# EXTRACTED ENTRIES
·····
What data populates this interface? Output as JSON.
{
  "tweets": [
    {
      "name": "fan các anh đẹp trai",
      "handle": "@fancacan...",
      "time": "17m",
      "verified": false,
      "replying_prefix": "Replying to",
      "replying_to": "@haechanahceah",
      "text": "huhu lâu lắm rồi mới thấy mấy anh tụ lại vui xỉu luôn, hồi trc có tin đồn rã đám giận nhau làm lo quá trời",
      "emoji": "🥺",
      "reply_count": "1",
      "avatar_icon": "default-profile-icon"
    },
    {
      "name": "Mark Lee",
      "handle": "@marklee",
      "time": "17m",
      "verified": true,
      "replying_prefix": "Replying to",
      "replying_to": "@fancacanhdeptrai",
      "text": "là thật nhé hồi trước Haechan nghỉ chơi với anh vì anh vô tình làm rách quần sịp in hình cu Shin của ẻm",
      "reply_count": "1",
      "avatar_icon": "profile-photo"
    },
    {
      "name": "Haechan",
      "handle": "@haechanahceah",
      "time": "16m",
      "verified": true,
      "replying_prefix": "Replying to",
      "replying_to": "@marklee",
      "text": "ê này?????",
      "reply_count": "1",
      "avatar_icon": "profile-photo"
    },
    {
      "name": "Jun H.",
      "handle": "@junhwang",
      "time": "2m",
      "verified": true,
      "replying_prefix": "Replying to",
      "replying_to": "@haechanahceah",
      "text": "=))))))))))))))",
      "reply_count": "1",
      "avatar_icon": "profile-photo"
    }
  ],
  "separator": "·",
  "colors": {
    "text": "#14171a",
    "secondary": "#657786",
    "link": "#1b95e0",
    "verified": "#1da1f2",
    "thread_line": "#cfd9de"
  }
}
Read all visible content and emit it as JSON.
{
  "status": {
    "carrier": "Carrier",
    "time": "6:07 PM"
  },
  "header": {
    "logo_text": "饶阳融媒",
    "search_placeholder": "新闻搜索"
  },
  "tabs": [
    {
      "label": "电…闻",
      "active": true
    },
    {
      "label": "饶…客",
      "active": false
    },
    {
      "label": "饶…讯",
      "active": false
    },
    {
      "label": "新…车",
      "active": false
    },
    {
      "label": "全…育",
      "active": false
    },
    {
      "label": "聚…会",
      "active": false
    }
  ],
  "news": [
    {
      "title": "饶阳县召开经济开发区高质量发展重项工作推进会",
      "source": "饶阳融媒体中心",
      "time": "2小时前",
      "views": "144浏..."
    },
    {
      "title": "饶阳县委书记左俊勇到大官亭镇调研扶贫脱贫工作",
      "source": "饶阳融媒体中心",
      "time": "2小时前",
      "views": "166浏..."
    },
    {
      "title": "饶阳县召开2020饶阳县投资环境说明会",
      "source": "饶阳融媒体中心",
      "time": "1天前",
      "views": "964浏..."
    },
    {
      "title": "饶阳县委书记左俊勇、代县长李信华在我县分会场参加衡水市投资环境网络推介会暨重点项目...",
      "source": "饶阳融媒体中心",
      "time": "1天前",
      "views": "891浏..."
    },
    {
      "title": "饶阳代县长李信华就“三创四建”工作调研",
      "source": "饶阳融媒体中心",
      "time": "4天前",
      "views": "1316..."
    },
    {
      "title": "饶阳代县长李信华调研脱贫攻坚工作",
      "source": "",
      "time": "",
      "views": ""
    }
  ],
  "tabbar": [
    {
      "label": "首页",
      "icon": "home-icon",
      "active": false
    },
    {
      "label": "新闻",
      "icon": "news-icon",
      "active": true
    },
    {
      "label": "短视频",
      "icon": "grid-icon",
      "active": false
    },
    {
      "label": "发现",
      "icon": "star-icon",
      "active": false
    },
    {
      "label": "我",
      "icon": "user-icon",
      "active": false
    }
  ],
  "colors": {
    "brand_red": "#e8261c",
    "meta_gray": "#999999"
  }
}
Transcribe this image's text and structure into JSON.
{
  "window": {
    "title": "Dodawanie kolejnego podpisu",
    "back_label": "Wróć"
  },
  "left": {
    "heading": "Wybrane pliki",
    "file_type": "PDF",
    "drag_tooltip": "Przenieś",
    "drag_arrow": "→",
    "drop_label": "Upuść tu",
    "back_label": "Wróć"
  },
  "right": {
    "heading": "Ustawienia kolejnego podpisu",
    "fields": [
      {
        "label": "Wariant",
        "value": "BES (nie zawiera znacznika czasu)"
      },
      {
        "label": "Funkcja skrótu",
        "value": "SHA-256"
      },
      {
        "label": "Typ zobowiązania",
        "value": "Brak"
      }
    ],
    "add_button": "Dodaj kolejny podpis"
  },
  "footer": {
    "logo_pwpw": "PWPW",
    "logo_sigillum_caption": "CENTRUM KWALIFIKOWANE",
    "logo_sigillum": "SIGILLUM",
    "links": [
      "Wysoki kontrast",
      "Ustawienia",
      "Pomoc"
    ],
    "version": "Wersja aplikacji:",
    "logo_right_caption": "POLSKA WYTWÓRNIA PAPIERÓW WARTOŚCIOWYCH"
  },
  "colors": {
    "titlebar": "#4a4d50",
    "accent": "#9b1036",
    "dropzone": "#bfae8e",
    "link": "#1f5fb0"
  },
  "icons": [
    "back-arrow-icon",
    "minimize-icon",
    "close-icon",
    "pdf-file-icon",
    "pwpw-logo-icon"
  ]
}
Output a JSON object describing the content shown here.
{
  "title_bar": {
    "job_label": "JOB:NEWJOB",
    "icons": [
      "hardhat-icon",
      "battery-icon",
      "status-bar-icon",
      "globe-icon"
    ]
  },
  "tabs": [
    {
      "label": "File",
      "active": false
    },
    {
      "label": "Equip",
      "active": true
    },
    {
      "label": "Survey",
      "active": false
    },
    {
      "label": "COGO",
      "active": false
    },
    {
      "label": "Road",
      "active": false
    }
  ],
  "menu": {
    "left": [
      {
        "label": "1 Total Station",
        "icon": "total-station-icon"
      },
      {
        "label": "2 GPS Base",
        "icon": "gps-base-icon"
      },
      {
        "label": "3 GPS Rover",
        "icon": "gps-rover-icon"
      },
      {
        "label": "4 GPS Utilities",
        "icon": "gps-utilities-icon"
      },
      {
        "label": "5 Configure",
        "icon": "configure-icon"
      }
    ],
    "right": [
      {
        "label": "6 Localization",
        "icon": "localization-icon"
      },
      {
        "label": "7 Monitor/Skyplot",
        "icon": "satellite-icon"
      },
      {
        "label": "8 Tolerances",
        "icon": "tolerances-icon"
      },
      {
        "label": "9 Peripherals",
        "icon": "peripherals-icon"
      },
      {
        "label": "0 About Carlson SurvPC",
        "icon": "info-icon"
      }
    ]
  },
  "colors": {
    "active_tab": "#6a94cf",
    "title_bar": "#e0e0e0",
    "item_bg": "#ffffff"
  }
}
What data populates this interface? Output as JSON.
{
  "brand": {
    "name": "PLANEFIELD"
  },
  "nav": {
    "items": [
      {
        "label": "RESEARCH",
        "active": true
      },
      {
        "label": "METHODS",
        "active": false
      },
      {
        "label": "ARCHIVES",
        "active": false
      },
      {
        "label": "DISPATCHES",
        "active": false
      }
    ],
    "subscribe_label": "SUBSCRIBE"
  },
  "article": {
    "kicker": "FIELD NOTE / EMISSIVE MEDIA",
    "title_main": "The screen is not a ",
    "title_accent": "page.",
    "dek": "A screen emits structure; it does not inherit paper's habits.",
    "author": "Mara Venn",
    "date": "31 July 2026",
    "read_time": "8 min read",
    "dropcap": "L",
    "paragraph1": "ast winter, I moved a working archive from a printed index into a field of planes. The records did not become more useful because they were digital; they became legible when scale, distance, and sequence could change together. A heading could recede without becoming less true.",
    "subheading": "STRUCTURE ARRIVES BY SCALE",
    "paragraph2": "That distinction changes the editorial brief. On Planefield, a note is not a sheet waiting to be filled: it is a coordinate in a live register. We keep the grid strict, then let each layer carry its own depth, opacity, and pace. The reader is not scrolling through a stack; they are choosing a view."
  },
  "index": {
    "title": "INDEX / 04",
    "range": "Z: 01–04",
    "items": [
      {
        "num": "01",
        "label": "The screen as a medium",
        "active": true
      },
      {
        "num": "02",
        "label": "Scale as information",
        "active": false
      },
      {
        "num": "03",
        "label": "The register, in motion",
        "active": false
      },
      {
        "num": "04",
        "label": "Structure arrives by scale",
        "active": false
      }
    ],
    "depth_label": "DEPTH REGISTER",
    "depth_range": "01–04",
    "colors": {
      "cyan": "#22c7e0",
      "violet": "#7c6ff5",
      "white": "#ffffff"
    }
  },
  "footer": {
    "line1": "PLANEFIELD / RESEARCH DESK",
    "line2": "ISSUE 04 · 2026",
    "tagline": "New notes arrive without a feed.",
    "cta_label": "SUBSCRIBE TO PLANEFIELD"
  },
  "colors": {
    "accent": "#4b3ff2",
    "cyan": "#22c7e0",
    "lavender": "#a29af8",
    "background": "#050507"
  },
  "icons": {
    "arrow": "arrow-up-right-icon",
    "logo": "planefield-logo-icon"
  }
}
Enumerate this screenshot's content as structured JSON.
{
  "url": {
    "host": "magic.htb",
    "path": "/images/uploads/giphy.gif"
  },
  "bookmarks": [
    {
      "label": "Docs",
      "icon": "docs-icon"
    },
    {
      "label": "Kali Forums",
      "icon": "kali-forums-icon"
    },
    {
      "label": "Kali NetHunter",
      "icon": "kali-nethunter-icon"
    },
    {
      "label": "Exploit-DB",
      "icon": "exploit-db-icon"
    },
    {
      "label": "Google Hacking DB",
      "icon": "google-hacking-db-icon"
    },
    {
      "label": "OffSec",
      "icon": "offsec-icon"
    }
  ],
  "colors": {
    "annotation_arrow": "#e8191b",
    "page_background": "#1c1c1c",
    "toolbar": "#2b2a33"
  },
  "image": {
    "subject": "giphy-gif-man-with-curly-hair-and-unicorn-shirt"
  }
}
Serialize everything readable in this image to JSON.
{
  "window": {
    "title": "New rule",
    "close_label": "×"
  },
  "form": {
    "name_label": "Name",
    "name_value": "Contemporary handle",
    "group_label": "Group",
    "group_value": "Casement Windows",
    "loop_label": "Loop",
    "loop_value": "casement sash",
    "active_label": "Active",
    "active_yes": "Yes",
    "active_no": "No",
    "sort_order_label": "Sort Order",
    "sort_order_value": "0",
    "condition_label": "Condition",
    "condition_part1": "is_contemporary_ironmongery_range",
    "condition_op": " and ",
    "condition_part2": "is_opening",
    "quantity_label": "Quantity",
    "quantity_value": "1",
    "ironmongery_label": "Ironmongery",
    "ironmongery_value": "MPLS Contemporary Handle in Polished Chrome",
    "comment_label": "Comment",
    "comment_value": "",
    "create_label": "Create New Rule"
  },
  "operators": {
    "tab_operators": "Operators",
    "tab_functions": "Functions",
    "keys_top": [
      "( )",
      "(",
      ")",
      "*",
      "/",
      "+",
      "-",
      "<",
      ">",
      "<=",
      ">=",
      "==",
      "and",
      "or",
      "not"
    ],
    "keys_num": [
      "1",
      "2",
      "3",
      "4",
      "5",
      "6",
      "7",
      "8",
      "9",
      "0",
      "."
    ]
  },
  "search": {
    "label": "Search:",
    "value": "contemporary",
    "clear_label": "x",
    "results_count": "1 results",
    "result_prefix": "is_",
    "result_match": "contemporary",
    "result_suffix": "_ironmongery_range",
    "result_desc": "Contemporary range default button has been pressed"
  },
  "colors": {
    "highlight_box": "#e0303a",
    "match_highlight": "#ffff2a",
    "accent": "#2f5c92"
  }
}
·····
# REQUEST
Looking at the records above, report how many lines contain the word "content". Answer with the number only.

# WORKED SOLUTION
3